— Requirement —
Records follow. Select each line holding "REPLICATION".

— Data supplied —
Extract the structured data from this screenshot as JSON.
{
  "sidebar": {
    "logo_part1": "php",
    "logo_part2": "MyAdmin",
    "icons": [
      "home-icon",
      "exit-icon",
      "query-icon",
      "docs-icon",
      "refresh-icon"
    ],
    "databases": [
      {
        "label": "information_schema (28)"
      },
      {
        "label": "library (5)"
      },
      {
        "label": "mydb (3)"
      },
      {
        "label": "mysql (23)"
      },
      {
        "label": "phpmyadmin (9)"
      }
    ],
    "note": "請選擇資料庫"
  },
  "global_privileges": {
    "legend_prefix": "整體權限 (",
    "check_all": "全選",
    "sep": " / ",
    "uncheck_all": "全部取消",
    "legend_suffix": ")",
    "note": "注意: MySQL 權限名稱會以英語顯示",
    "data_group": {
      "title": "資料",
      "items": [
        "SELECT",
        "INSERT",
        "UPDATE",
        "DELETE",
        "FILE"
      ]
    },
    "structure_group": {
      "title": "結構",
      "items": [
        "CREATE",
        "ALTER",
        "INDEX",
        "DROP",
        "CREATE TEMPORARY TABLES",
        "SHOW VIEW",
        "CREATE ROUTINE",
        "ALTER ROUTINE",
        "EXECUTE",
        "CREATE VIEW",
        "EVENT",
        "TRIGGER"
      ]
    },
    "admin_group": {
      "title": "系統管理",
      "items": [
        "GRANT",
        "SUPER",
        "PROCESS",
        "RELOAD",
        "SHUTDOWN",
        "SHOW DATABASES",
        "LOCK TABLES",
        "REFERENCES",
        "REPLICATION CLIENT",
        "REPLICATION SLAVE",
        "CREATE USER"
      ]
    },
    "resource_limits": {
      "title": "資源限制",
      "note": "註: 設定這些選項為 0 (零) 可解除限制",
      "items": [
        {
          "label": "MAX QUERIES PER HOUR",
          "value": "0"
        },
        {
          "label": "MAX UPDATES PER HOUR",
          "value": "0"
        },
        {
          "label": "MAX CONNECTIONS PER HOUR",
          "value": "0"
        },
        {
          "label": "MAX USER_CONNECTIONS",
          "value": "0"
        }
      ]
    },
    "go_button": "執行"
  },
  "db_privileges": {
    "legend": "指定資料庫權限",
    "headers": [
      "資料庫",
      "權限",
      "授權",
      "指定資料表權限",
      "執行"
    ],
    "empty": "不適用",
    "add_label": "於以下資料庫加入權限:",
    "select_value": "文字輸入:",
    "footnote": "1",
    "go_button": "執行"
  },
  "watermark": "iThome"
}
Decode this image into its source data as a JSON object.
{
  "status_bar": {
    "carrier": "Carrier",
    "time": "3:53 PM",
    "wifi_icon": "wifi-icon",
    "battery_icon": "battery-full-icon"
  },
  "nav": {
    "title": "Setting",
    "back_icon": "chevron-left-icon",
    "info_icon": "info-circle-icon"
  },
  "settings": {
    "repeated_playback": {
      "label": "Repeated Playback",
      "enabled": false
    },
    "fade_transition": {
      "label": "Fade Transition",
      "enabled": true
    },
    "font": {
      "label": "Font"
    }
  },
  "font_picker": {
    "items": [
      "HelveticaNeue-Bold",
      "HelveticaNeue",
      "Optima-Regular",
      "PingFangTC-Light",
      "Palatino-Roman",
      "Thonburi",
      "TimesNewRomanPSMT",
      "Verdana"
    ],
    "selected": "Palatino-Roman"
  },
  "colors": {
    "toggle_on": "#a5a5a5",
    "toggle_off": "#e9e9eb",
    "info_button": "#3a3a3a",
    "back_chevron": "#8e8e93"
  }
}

— Task solution —
        "REPLICATION CLIENT",
        "REPLICATION SLAVE",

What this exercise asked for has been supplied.